RECORDS FOR PROCESSING:
····················

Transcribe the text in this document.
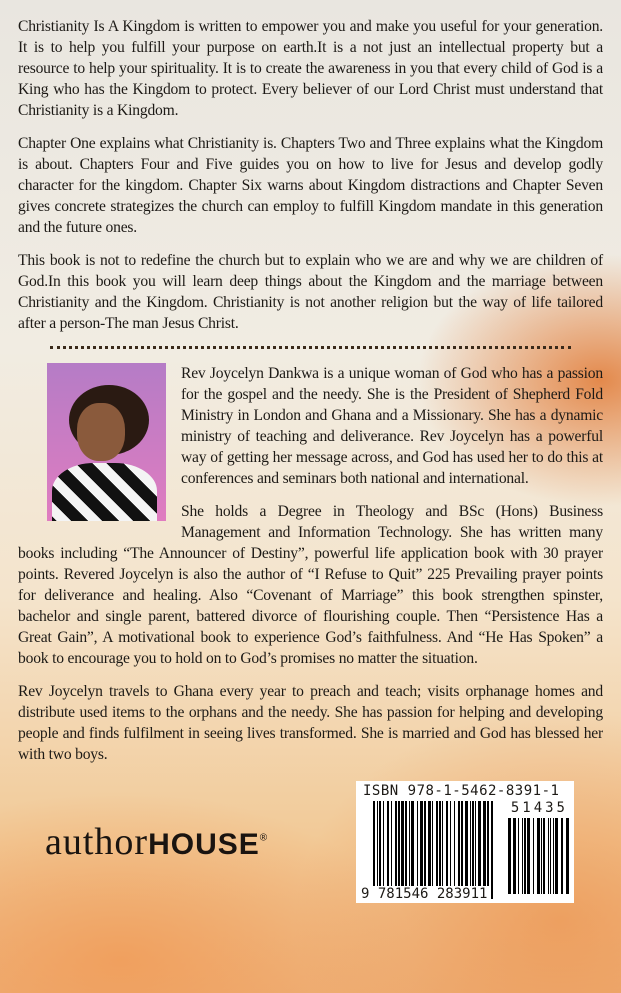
Christianity Is A Kingdom is written to empower you and make you useful for your generation. It is to help you fulfill your purpose on earth.It is a not just an intellectual property but a resource to help your spirituality. It is to create the awareness in you that every child of God is a King who has the Kingdom to protect. Every believer of our Lord Christ must understand that Christianity is a Kingdom.

Chapter One explains what Christianity is. Chapters Two and Three explains what the Kingdom is about. Chapters Four and Five guides you on how to live for Jesus and develop godly character for the kingdom. Chapter Six warns about Kingdom distractions and Chapter Seven gives concrete strategizes the church can employ to fulfill Kingdom mandate in this generation and the future ones.

This book is not to redefine the church but to explain who we are and why we are children of God.In this book you will learn deep things about the Kingdom and the marriage between Christianity and the Kingdom. Christianity is not another religion but the way of life tailored after a person-The man Jesus Christ.

Rev Joycelyn Dankwa is a unique woman of God who has a passion for the gospel and the needy. She is the President of Shepherd Fold Ministry in London and Ghana and a Missionary. She has a dynamic ministry of teaching and deliverance. Rev Joycelyn has a powerful way of getting her message across, and God has used her to do this at conferences and seminars both national and international.

She holds a Degree in Theology and BSc (Hons) Business Management and Information Technology. She has written many books including “The Announcer of Destiny”, powerful life application book with 30 prayer points. Revered Joycelyn is also the author of “I Refuse to Quit” 225 Prevailing prayer points for deliverance and healing. Also “Covenant of Marriage” this book strengthen spinster, bachelor and single parent, battered divorce of flourishing couple. Then “Persistence Has a Great Gain”, A motivational book to experience God’s faithfulness. And “He Has Spoken” a book to encourage you to hold on to God’s promises no matter the situation.

Rev Joycelyn travels to Ghana every year to preach and teach; visits orphanage homes and distribute used items to the orphans and the needy. She has passion for helping and developing people and finds fulfilment in seeing lives transformed. She is married and God has blessed her with two boys.

authorHOUSE®
ISBN 978-1-5462-8391-1
51435
9 781546 283911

····················

EXERCISE BRIEF:
Print out every entry above without changing a word, and leave out the pictures.

SOLUTION:
Transcribe the text in this document.
Christianity Is A Kingdom is written to empower you and make you useful for your generation. It is to help you fulfill your purpose on earth.It is a not just an intellectual property but a resource to help your spirituality. It is to create the awareness in you that every child of God is a King who has the Kingdom to protect. Every believer of our Lord Christ must understand that Christianity is a Kingdom.

Chapter One explains what Christianity is. Chapters Two and Three explains what the Kingdom is about. Chapters Four and Five guides you on how to live for Jesus and develop godly character for the kingdom. Chapter Six warns about Kingdom distractions and Chapter Seven gives concrete strategizes the church can employ to fulfill Kingdom mandate in this generation and the future ones.

This book is not to redefine the church but to explain who we are and why we are children of God.In this book you will learn deep things about the Kingdom and the marriage between Christianity and the Kingdom. Christianity is not another religion but the way of life tailored after a person-The man Jesus Christ.

Rev Joycelyn Dankwa is a unique woman of God who has a passion for the gospel and the needy. She is the President of Shepherd Fold Ministry in London and Ghana and a Missionary. She has a dynamic ministry of teaching and deliverance. Rev Joycelyn has a powerful way of getting her message across, and God has used her to do this at conferences and seminars both national and international.

She holds a Degree in Theology and BSc (Hons) Business Management and Information Technology. She has written many books including “The Announcer of Destiny”, powerful life application book with 30 prayer points. Revered Joycelyn is also the author of “I Refuse to Quit” 225 Prevailing prayer points for deliverance and healing. Also “Covenant of Marriage” this book strengthen spinster, bachelor and single parent, battered divorce of flourishing couple. Then “Persistence Has a Great Gain”, A motivational book to experience God’s faithfulness. And “He Has Spoken” a book to encourage you to hold on to God’s promises no matter the situation.

Rev Joycelyn travels to Ghana every year to preach and teach; visits orphanage homes and distribute used items to the orphans and the needy. She has passion for helping and developing people and finds fulfilment in seeing lives transformed. She is married and God has blessed her with two boys.

authorHOUSE®
ISBN 978-1-5462-8391-1
51435
9 781546 283911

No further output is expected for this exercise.